● **Stored records**:
▼
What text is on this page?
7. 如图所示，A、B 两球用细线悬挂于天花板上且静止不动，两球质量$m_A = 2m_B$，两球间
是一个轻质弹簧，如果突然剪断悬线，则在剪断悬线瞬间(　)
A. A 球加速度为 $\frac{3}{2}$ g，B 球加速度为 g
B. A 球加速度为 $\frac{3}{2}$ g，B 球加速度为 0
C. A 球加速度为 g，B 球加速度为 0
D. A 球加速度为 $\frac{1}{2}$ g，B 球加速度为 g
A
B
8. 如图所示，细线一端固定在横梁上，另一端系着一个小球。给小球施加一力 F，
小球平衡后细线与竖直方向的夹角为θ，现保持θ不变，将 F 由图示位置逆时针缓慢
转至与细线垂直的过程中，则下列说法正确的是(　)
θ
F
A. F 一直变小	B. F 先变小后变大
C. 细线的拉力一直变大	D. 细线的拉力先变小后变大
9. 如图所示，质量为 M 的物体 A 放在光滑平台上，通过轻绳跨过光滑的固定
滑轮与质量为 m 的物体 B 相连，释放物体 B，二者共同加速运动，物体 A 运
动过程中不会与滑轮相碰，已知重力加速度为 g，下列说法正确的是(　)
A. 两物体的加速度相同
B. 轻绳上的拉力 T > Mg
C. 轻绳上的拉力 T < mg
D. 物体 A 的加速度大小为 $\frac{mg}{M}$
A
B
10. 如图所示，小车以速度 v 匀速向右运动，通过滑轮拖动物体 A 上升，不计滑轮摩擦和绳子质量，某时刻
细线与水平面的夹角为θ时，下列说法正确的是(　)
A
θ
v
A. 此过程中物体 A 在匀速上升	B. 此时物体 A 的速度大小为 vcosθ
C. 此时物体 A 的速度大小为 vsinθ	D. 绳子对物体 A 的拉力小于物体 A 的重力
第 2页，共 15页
▲
● **Work to be completed**: Give back all the data exactly as written.

● **Finished answer**:
What text is on this page?
7. 如图所示，A、B 两球用细线悬挂于天花板上且静止不动，两球质量$m_A = 2m_B$，两球间
是一个轻质弹簧，如果突然剪断悬线，则在剪断悬线瞬间(　)
A. A 球加速度为 $\frac{3}{2}$ g，B 球加速度为 g
B. A 球加速度为 $\frac{3}{2}$ g，B 球加速度为 0
C. A 球加速度为 g，B 球加速度为 0
D. A 球加速度为 $\frac{1}{2}$ g，B 球加速度为 g
A
B
8. 如图所示，细线一端固定在横梁上，另一端系着一个小球。给小球施加一力 F，
小球平衡后细线与竖直方向的夹角为θ，现保持θ不变，将 F 由图示位置逆时针缓慢
转至与细线垂直的过程中，则下列说法正确的是(　)
θ
F
A. F 一直变小	B. F 先变小后变大
C. 细线的拉力一直变大	D. 细线的拉力先变小后变大
9. 如图所示，质量为 M 的物体 A 放在光滑平台上，通过轻绳跨过光滑的固定
滑轮与质量为 m 的物体 B 相连，释放物体 B，二者共同加速运动，物体 A 运
动过程中不会与滑轮相碰，已知重力加速度为 g，下列说法正确的是(　)
A. 两物体的加速度相同
B. 轻绳上的拉力 T > Mg
C. 轻绳上的拉力 T < mg
D. 物体 A 的加速度大小为 $\frac{mg}{M}$
A
B
10. 如图所示，小车以速度 v 匀速向右运动，通过滑轮拖动物体 A 上升，不计滑轮摩擦和绳子质量，某时刻
细线与水平面的夹角为θ时，下列说法正确的是(　)
A
θ
v
A. 此过程中物体 A 在匀速上升	B. 此时物体 A 的速度大小为 vcosθ
C. 此时物体 A 的速度大小为 vsinθ	D. 绳子对物体 A 的拉力小于物体 A 的重力
第 2页，共 15页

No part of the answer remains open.